→ Exercise objective: Going through the material below, please gather all lines with the word "používá" in them.

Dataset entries

****************************************

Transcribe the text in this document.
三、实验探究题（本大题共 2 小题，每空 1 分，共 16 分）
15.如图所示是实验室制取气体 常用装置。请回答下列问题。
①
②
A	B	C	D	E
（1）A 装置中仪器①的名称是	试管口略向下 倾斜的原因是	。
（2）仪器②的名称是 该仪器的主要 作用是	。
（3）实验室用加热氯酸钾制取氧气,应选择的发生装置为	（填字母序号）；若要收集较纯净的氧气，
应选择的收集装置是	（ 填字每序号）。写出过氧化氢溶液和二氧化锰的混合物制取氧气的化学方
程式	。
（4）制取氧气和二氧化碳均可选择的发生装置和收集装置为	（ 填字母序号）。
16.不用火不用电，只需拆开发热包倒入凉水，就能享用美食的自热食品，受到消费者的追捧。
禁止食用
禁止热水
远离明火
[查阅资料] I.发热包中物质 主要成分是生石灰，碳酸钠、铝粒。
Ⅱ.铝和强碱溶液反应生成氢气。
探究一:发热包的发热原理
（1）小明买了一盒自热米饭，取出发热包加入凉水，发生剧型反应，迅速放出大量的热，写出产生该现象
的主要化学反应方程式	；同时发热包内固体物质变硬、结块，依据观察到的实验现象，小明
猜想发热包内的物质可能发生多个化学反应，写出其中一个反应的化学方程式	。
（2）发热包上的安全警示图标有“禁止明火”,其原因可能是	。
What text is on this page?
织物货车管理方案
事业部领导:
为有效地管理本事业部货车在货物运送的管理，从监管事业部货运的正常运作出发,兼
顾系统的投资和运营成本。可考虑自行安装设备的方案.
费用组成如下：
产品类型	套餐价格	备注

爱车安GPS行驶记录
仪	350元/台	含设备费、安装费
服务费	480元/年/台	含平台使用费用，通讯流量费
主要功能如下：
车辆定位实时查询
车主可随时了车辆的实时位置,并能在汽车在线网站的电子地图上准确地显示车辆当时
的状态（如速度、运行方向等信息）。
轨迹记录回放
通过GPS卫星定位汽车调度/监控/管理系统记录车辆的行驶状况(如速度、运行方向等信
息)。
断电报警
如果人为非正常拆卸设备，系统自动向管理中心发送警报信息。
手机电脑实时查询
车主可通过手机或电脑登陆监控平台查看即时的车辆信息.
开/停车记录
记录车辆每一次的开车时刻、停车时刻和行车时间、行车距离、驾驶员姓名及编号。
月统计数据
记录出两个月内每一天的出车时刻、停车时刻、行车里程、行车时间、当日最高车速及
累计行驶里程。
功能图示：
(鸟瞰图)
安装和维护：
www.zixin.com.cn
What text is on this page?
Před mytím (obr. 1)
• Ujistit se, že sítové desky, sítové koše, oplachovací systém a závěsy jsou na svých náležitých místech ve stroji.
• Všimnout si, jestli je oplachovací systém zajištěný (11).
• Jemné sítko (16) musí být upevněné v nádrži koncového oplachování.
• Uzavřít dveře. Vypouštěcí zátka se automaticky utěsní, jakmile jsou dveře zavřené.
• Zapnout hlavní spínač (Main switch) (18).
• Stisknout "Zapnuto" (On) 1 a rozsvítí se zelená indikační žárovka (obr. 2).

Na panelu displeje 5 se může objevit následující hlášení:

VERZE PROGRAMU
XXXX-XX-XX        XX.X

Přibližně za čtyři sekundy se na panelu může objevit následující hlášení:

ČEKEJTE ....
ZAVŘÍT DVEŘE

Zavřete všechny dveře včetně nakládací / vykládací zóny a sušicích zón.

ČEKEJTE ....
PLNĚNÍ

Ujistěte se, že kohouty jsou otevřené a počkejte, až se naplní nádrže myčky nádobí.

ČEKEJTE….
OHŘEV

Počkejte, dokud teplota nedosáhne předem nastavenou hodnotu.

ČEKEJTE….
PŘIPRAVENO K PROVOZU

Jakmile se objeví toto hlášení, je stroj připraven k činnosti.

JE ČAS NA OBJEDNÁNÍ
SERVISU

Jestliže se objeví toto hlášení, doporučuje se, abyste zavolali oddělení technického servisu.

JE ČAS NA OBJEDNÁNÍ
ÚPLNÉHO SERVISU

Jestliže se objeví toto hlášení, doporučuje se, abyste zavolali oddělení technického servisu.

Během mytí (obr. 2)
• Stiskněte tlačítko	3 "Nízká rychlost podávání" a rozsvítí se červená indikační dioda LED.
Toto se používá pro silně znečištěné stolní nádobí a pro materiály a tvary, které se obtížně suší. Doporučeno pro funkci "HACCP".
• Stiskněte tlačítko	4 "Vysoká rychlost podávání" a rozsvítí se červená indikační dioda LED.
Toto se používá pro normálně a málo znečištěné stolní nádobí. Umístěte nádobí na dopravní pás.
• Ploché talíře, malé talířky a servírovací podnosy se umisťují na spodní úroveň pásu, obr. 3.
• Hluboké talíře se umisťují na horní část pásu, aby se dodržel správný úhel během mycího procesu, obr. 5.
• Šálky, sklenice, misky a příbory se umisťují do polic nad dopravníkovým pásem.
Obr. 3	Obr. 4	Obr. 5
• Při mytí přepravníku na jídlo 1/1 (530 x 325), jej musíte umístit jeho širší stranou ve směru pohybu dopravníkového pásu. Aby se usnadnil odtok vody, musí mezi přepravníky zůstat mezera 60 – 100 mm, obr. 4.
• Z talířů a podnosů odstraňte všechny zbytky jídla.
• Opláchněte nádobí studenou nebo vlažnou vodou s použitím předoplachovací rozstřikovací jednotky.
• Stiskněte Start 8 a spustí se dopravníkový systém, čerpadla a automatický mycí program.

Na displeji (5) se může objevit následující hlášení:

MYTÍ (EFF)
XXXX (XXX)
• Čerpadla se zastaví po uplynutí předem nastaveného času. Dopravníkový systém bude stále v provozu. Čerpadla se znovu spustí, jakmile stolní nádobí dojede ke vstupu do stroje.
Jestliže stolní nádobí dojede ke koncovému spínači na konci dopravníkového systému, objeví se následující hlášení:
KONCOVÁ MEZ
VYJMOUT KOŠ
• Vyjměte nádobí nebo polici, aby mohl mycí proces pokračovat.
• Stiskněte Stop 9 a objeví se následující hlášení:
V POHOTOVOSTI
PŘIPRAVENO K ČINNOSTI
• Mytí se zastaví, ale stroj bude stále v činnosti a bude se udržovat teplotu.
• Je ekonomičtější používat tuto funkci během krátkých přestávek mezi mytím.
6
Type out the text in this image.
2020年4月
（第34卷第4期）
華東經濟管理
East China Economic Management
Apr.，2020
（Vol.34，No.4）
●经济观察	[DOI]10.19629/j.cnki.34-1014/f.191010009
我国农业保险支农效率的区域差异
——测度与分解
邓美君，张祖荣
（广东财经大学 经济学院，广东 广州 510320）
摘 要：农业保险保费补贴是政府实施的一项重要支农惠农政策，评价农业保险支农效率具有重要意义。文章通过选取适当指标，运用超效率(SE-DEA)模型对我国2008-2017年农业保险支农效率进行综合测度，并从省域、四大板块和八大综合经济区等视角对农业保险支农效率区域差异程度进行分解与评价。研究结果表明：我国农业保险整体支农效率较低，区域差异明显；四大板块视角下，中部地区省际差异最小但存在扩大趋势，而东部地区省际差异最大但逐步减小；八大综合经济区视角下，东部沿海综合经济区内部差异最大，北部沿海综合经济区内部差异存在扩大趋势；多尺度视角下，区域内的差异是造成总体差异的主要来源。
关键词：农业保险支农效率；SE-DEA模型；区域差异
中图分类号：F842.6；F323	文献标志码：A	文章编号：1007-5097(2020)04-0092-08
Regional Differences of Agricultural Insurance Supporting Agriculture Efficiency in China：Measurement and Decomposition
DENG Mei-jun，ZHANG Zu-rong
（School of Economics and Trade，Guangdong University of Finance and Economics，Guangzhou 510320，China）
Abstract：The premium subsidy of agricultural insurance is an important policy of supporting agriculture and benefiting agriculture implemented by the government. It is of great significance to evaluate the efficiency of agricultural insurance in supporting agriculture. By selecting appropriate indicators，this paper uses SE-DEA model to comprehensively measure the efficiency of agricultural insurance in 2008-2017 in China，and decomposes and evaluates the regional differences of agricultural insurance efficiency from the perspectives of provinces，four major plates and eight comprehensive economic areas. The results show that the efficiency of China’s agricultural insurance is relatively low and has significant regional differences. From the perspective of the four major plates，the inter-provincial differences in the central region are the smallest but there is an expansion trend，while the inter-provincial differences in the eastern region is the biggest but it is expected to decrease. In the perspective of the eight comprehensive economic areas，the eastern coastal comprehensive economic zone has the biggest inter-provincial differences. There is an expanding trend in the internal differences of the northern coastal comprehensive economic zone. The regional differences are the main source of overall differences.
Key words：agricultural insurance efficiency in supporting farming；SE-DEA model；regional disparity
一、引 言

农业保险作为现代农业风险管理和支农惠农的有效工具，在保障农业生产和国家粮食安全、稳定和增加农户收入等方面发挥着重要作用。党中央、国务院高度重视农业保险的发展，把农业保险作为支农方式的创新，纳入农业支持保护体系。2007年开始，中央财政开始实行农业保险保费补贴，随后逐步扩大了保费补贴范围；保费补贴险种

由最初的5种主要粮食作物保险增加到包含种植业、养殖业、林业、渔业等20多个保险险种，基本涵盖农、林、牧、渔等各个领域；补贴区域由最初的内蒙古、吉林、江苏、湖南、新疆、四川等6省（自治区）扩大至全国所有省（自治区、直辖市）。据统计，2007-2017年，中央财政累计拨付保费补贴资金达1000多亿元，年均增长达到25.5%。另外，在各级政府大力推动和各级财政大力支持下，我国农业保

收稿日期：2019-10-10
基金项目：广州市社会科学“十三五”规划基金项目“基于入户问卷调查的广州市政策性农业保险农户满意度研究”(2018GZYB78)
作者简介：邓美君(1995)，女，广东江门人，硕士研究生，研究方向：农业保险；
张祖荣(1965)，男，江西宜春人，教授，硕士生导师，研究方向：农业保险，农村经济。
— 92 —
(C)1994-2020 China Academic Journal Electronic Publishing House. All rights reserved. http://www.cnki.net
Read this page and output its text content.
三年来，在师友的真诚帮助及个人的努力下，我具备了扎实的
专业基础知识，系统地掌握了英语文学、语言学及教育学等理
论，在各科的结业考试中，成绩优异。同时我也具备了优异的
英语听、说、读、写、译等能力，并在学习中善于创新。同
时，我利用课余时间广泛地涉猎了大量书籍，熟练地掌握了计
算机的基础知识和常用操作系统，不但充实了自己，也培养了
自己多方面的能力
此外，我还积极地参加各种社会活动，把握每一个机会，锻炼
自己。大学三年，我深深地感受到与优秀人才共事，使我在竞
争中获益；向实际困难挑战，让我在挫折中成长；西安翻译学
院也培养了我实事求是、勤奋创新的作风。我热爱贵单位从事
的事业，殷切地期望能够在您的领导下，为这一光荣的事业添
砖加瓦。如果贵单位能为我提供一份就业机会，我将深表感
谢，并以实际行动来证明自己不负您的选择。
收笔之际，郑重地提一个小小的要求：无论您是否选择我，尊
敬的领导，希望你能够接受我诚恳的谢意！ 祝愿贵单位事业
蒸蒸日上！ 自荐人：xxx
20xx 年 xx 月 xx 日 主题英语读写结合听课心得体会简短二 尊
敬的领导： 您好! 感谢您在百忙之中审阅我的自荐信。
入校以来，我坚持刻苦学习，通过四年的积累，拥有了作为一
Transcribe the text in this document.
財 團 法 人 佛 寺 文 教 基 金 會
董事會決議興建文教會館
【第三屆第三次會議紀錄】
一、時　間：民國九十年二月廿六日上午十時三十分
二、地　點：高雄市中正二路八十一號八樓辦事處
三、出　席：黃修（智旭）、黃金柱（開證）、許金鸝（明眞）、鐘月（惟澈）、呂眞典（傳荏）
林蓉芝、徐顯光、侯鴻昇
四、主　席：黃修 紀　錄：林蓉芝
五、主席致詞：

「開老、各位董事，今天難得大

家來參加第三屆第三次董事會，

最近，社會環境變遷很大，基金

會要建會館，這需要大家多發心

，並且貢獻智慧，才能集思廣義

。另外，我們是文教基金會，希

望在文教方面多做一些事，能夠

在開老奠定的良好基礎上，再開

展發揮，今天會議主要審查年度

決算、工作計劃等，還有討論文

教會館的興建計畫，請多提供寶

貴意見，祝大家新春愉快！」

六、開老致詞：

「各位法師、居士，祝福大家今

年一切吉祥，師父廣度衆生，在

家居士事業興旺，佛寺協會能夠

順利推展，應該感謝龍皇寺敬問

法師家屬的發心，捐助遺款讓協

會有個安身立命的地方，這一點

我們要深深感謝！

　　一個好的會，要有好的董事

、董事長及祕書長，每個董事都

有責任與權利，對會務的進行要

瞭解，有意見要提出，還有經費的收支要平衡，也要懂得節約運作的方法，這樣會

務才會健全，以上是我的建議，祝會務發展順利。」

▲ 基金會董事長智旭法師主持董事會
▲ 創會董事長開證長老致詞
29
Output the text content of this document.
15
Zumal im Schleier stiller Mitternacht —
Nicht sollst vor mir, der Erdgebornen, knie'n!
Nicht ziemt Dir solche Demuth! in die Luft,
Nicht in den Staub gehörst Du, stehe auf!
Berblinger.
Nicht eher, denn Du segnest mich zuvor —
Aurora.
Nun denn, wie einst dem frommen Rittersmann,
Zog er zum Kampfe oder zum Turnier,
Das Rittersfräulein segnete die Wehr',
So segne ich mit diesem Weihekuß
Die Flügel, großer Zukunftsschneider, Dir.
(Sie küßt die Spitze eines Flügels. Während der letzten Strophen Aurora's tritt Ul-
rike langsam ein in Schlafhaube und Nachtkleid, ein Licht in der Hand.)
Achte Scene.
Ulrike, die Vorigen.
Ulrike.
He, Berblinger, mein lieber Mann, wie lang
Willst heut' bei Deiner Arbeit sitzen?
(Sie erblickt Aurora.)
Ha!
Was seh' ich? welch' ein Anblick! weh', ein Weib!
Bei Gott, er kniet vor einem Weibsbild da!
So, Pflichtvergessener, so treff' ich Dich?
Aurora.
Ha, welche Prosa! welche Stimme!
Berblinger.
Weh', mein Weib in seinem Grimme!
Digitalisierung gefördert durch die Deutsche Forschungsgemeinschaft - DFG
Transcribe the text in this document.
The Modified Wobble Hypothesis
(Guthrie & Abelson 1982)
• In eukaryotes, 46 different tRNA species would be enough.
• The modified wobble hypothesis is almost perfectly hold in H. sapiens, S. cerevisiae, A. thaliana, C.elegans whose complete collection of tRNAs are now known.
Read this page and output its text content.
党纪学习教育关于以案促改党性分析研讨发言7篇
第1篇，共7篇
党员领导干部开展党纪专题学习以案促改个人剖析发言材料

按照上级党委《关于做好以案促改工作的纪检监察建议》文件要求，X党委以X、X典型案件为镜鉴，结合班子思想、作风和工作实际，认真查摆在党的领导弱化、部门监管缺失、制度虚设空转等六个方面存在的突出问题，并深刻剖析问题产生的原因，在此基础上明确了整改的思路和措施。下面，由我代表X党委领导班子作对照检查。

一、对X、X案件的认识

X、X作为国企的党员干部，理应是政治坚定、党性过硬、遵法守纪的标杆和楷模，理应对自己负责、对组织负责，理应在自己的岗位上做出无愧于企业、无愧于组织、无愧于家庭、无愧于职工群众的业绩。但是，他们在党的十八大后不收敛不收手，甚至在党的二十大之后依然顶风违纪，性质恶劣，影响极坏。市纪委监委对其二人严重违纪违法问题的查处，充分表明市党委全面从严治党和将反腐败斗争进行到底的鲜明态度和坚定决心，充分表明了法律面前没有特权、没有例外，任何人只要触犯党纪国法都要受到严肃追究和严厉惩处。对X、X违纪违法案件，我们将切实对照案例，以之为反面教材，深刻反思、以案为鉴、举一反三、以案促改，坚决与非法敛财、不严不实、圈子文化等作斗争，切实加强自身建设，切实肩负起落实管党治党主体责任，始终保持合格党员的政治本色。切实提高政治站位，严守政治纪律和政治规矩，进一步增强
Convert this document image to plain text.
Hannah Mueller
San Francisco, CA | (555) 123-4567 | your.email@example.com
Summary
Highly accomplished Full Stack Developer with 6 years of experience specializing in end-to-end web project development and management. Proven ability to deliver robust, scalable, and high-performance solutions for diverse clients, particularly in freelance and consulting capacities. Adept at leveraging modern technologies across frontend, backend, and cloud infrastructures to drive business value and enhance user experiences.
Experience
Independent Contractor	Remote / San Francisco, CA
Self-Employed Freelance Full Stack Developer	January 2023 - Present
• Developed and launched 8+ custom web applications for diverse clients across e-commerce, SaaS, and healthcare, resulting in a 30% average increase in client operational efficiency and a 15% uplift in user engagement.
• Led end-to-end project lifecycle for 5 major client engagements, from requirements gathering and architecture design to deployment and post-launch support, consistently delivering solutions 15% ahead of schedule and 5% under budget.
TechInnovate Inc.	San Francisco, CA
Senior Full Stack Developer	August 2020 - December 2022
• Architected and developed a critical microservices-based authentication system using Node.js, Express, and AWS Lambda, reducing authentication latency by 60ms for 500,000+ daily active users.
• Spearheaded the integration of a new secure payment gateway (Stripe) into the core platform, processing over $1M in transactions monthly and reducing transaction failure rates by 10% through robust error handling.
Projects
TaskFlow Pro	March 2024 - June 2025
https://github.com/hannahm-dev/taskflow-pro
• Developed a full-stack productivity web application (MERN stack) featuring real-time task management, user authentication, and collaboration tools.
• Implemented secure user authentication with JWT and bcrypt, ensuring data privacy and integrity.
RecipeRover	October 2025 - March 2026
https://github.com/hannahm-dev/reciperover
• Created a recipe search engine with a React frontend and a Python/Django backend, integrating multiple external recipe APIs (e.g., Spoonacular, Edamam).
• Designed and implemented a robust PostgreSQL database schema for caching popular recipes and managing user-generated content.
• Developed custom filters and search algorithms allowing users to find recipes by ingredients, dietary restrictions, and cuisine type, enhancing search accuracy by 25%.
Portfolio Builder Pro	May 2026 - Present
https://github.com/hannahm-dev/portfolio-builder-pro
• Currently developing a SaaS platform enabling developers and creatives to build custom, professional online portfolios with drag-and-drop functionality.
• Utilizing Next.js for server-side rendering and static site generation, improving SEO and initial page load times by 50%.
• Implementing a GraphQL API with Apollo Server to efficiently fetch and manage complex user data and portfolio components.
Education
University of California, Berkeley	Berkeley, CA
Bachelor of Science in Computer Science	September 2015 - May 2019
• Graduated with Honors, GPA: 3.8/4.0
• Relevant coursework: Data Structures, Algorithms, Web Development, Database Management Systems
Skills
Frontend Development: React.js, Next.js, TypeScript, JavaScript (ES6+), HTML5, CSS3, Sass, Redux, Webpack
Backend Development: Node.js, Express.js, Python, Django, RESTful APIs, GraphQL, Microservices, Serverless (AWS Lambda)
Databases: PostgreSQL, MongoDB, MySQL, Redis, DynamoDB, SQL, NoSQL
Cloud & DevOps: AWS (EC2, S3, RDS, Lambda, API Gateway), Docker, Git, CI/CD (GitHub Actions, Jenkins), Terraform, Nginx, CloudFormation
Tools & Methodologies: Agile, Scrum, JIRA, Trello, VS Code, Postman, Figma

****************************************

→ Full output:
Toto se používá pro silně znečištěné stolní nádobí a pro materiály a tvary, které se obtížně suší. Doporučeno pro funkci "HACCP".
Toto se používá pro normálně a málo znečištěné stolní nádobí. Umístěte nádobí na dopravní pás.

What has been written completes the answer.